*Supplied passage:*
- - - -

Office/Clinic setting staff morale
- 0Nov 13, '12 by CoffeeLoveRNWhat are some things you have done or maybe would like to see done to increase staff morale?
Looking for ideas for day starters, quick meeting/recaps, kuddos type stuff during the working hours and suggestions for after hours. Besides general dinners and lunches together.
I looked online for team building strategies and most of what I found seemed corny. Looking for multiple ways to really bring our staff to a better level of happiness and team effort.
Even better if the doctors have been included!
- 0Nov 14, '12 by mappersSupport the staff. Listen to their ideas for solutions to problems and act on them. Pay them a decent wage comparable to others in the field.
We have poor morale and there is no amount of lunches and "team building" that can make up for the fact that our manager is not our advocate. When things go wrong, we get the blame. When we have a complaint or issue, it goes unheard or gets swept under the rug.
Free lunches cannot make up for poor management.
- 0Nov 14, '12 by RxOnlyMaybe a little holiday bonus since it's that time of year.
My manager buys a birthday cake at the end of the month and we celebrate all of the employees who had a birthday that month for a few minutes in the break room.
We will be putting a bulletin board up in the break room where we will post nice things that patients have said about staff members, and nice things we have to say to each other.
Also- every so often we're asked "How are things going?" and changes are made accordingly (obviously within limits) For example, we were all irritated that there wasn't a computer in the lab area for recording results. We had to go all the way across the clinic to find a free computer to document things, and it would take an extra few minutes (that you really don't have when you are in a busy practice). It was a pain in the butt. We asked nicely and two weeks later had the computer.
- 0Nov 24, '12 by CoffeeLoveRNI am not in a position to give raises or bonuses.
The birthday cake idea is a good one!
Implementing a survey and getting ideas anonymously is something too, that way no one has to feel pressured.
Our company is excellent but our little office has poor morale due to staffing problems that were brewing before I came on board and I am diligently working to turn that around.
Thanks for responding! Hope I get some more responses too.

- - - -

*Extracted data:*
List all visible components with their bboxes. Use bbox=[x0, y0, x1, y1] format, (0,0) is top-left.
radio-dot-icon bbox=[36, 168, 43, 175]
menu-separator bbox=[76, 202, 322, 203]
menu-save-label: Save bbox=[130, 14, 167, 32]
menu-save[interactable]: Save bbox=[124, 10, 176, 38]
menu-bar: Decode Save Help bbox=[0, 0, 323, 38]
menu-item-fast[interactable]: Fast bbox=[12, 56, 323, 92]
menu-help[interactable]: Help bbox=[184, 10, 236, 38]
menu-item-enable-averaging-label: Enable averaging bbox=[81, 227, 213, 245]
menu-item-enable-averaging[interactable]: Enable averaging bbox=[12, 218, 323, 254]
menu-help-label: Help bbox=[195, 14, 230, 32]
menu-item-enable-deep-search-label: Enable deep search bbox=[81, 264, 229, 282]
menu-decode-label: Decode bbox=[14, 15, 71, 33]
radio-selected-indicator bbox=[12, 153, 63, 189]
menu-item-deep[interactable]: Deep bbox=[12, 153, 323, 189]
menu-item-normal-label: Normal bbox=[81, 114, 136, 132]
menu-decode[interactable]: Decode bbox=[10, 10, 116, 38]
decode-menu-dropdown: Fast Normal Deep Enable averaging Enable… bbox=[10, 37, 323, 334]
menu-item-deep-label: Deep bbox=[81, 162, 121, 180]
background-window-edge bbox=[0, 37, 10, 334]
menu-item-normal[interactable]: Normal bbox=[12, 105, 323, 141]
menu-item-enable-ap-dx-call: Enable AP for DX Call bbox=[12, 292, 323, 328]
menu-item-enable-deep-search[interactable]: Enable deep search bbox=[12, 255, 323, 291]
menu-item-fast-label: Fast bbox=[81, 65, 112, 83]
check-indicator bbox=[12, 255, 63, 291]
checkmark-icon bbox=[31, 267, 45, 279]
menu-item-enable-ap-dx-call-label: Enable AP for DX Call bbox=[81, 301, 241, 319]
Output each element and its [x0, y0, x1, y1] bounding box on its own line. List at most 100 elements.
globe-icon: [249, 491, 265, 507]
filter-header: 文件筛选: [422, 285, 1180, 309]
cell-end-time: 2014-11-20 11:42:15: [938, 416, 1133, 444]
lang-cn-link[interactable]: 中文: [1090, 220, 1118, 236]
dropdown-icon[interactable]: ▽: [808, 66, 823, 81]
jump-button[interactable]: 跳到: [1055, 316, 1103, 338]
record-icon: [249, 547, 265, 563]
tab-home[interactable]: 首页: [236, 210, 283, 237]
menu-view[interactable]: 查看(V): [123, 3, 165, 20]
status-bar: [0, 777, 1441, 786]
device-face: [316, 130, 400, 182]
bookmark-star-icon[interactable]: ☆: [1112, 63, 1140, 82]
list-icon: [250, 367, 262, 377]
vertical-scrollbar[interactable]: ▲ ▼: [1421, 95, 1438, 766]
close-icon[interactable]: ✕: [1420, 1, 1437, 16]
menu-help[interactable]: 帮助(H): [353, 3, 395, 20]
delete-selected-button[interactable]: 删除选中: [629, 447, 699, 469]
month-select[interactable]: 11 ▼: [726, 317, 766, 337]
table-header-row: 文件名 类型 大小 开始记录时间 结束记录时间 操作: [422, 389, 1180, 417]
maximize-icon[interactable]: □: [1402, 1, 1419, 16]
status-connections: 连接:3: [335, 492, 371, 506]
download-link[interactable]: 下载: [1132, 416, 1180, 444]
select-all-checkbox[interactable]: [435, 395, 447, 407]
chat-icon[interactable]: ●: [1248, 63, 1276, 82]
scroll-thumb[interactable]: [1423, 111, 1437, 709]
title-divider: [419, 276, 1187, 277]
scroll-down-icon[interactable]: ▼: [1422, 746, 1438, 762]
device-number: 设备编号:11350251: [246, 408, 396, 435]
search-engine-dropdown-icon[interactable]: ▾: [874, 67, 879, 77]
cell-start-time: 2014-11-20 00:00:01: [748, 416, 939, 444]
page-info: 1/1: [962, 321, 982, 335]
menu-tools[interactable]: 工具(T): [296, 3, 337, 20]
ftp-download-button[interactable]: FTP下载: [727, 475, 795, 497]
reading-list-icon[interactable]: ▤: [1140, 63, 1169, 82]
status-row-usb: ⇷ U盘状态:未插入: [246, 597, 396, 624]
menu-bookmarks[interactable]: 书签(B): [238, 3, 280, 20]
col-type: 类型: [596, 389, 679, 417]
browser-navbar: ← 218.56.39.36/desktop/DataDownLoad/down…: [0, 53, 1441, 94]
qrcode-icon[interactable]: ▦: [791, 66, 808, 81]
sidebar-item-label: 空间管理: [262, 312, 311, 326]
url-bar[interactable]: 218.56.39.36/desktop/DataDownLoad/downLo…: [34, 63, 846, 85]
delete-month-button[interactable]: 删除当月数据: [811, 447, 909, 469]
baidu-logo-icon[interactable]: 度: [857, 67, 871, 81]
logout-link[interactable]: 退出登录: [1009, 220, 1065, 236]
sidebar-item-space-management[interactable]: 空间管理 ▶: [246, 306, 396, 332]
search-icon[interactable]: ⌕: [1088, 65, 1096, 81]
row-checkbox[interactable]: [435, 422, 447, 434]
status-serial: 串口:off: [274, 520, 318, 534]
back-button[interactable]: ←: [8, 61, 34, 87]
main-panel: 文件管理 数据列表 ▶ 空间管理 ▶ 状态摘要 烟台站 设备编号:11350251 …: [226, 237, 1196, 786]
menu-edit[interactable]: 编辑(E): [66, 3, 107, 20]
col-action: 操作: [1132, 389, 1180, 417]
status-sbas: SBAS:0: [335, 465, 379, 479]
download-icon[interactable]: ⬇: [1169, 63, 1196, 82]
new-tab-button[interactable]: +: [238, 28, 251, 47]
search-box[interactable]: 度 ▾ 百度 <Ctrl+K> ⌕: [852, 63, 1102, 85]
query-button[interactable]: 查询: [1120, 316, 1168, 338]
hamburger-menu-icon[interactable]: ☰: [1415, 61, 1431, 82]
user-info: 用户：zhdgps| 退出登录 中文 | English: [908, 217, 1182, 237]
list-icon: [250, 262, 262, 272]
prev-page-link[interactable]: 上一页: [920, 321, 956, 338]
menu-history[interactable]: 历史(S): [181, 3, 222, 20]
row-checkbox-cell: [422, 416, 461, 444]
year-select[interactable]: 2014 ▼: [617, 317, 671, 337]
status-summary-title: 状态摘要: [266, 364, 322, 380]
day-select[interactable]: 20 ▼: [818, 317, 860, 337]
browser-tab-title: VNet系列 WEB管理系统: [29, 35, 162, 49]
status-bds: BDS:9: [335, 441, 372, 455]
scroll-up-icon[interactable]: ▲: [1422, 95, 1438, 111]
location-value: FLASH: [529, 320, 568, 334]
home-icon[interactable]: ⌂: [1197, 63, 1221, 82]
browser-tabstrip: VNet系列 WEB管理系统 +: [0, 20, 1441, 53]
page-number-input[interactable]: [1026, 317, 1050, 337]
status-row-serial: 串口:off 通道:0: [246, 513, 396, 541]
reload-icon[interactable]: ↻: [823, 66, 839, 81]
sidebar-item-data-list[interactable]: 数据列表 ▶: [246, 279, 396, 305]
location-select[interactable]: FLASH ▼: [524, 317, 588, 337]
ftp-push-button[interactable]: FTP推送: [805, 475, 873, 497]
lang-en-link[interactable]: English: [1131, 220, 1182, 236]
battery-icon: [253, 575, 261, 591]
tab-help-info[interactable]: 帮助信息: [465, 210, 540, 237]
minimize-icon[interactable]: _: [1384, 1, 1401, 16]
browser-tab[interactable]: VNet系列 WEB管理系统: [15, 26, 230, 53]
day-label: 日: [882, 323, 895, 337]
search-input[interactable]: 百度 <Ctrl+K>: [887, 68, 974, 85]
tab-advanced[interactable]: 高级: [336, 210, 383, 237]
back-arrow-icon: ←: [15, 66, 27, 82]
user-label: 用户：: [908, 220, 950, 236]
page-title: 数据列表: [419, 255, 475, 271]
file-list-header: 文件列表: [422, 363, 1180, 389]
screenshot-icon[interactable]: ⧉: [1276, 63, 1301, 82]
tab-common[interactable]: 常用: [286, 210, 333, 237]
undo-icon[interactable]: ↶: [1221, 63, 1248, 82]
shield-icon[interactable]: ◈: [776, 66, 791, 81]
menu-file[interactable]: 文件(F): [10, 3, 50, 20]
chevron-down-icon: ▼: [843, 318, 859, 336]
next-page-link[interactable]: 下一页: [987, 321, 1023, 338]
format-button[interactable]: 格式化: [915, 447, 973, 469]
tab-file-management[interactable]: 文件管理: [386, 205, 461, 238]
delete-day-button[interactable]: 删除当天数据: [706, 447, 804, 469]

- - - -

*What to do:*
**A.** In the staff morale thread, what does RxOnly's manager buy at the end of the month?
**B.** Say whether each statement agrees with the staff morale thread, answering yes or no and quoting the deciding words: (i) CoffeeLoveRN is able to give raises or bonuses. (ii) RxOnly's clinic got a computer for the lab area two weeks after asking for one. (iii) The poster mappers says free lunches can make up for poor management.
**C.** Write the next part of the staff morale thread, starting after its last post.
The rows have no connection to the staff morale thread.

*Exercise answers:*
**A.** A birthday cake.

**B.**
(i) No: "I am not in a position to give raises or bonuses."
(ii) Yes: "We asked nicely and two weeks later had the computer."
(iii) No: "Free lunches cannot make up for poor management."

**C.**
- 0Nov 24, '12 by nursel56 GuideI think morale is largely a matter of decent working conditions (enough staff, competitive wages, etc) and hiring the right people. All you can do is put the right ingredients in place, and be patient as changing a unit culture takes time.
Then, things just work. I like the idea of having a culture where management is pro-active as in the "how are you doing?" question. We had the CEO of one of my clinic jobs who would actually go out to the branch clinics and talk to us, not at us, which I really appreciated and I know others did as well.
The problem with "morale boosters" is that they can be seen as gimmicky, especially to those who have worked in your office for a long time, and backfire. I worked for so many years in ambulatory care - if there's something more specific that concerns you please share! Best wishes to you!
- 0Nov 25, '12 by mclennanAt an ambulatory clinic where I once worked, we had one really cool manager who would very quietly compliment or praise us individually on something at least every other day. No big announcements; she would just walk through, look around, and as I'd be charting she'd lean over and say - quietly - "hey - that was really nice of you to wipe down that patient's wheelchair without being asked. Very cool - thanks so much." Or, "I noticed you've been the one signing off on the CNAs crash cart inventory all week - thanks so much for helping out. I'll make sure Jane does it next week so you get a break." Those little compliments for little things were REALLY nice, and I always made a mental note to do the same if I was ever a manager.
She would also spontaneously treat the entire unit to coffees, and I mean she'd get everyone's complicated Starbucks order, whatever we wanted, and when she came back lugging all the cups she'd give us 10 or 15 minutes to enjoy and chat. She'd do that every couple of weeks and tell us it was a thank-you for our hard work. Small but nice - and I think it came out of her own pocket.
ANONYMOUS ways to suggest changes are good;
And maybe a once-or-twice a year volunteering day where we helped at a blood drive or free immunization clinic or something in the community, earned us a paid day off which was good incentive! And, it was seriously fun. We volunteered at the blood drive from 10AM-4PM then went out for drinks and food after.